Objective |
Exactly as they appear, output all of the entries.

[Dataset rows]
====

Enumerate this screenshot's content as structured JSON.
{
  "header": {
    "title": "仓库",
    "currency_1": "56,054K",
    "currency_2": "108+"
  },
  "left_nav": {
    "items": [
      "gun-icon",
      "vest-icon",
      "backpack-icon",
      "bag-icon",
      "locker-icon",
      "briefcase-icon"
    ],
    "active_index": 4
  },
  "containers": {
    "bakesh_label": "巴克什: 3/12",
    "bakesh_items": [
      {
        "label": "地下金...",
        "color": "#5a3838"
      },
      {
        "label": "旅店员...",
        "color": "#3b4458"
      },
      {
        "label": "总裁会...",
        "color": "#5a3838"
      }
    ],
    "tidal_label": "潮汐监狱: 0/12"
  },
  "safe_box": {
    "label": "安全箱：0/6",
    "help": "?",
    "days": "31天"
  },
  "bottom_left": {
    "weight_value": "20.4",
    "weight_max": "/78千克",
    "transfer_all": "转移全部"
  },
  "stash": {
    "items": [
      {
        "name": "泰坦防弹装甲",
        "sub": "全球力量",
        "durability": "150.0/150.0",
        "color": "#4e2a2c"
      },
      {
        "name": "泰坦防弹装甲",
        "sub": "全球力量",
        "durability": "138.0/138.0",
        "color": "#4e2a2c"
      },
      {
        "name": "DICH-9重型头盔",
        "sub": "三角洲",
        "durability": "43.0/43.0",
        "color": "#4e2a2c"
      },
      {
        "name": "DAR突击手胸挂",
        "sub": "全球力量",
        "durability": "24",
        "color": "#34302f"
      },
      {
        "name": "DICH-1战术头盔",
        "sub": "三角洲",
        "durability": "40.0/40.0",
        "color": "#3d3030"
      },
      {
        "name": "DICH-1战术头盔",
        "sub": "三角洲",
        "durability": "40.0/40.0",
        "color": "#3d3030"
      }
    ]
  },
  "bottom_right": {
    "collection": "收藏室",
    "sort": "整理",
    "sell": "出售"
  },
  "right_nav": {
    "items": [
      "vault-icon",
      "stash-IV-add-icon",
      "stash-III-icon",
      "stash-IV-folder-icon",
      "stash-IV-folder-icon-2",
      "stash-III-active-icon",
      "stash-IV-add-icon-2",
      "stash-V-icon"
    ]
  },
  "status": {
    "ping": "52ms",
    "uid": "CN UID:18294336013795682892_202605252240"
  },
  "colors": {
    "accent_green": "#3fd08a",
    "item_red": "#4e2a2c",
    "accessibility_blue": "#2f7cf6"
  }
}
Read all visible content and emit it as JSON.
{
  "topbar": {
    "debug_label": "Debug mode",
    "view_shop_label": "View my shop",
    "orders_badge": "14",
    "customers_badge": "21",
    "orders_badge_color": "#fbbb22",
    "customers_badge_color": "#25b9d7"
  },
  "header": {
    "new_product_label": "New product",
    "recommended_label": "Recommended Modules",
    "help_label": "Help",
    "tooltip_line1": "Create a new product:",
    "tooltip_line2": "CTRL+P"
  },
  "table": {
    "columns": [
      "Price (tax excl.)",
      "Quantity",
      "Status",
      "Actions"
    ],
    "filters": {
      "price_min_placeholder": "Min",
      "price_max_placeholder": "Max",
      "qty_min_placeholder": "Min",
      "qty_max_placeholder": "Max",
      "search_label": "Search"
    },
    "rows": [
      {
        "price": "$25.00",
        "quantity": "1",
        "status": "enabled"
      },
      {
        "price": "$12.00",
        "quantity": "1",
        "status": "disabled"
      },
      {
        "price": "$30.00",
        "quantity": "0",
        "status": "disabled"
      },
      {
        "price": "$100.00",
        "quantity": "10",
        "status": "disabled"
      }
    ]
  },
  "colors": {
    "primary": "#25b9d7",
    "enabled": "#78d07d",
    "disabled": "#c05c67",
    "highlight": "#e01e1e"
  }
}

====

Solution for this problem |
Enumerate this screenshot's content as structured JSON.
{
  "header": {
    "title": "仓库",
    "currency_1": "56,054K",
    "currency_2": "108+"
  },
  "left_nav": {
    "items": [
      "gun-icon",
      "vest-icon",
      "backpack-icon",
      "bag-icon",
      "locker-icon",
      "briefcase-icon"
    ],
    "active_index": 4
  },
  "containers": {
    "bakesh_label": "巴克什: 3/12",
    "bakesh_items": [
      {
        "label": "地下金...",
        "color": "#5a3838"
      },
      {
        "label": "旅店员...",
        "color": "#3b4458"
      },
      {
        "label": "总裁会...",
        "color": "#5a3838"
      }
    ],
    "tidal_label": "潮汐监狱: 0/12"
  },
  "safe_box": {
    "label": "安全箱：0/6",
    "help": "?",
    "days": "31天"
  },
  "bottom_left": {
    "weight_value": "20.4",
    "weight_max": "/78千克",
    "transfer_all": "转移全部"
  },
  "stash": {
    "items": [
      {
        "name": "泰坦防弹装甲",
        "sub": "全球力量",
        "durability": "150.0/150.0",
        "color": "#4e2a2c"
      },
      {
        "name": "泰坦防弹装甲",
        "sub": "全球力量",
        "durability": "138.0/138.0",
        "color": "#4e2a2c"
      },
      {
        "name": "DICH-9重型头盔",
        "sub": "三角洲",
        "durability": "43.0/43.0",
        "color": "#4e2a2c"
      },
      {
        "name": "DAR突击手胸挂",
        "sub": "全球力量",
        "durability": "24",
        "color": "#34302f"
      },
      {
        "name": "DICH-1战术头盔",
        "sub": "三角洲",
        "durability": "40.0/40.0",
        "color": "#3d3030"
      },
      {
        "name": "DICH-1战术头盔",
        "sub": "三角洲",
        "durability": "40.0/40.0",
        "color": "#3d3030"
      }
    ]
  },
  "bottom_right": {
    "collection": "收藏室",
    "sort": "整理",
    "sell": "出售"
  },
  "right_nav": {
    "items": [
      "vault-icon",
      "stash-IV-add-icon",
      "stash-III-icon",
      "stash-IV-folder-icon",
      "stash-IV-folder-icon-2",
      "stash-III-active-icon",
      "stash-IV-add-icon-2",
      "stash-V-icon"
    ]
  },
  "status": {
    "ping": "52ms",
    "uid": "CN UID:18294336013795682892_202605252240"
  },
  "colors": {
    "accent_green": "#3fd08a",
    "item_red": "#4e2a2c",
    "accessibility_blue": "#2f7cf6"
  }
}
Read all visible content and emit it as JSON.
{
  "topbar": {
    "debug_label": "Debug mode",
    "view_shop_label": "View my shop",
    "orders_badge": "14",
    "customers_badge": "21",
    "orders_badge_color": "#fbbb22",
    "customers_badge_color": "#25b9d7"
  },
  "header": {
    "new_product_label": "New product",
    "recommended_label": "Recommended Modules",
    "help_label": "Help",
    "tooltip_line1": "Create a new product:",
    "tooltip_line2": "CTRL+P"
  },
  "table": {
    "columns": [
      "Price (tax excl.)",
      "Quantity",
      "Status",
      "Actions"
    ],
    "filters": {
      "price_min_placeholder": "Min",
      "price_max_placeholder": "Max",
      "qty_min_placeholder": "Min",
      "qty_max_placeholder": "Max",
      "search_label": "Search"
    },
    "rows": [
      {
        "price": "$25.00",
        "quantity": "1",
        "status": "enabled"
      },
      {
        "price": "$12.00",
        "quantity": "1",
        "status": "disabled"
      },
      {
        "price": "$30.00",
        "quantity": "0",
        "status": "disabled"
      },
      {
        "price": "$100.00",
        "quantity": "10",
        "status": "disabled"
      }
    ]
  },
  "colors": {
    "primary": "#25b9d7",
    "enabled": "#78d07d",
    "disabled": "#c05c67",
    "highlight": "#e01e1e"
  }
}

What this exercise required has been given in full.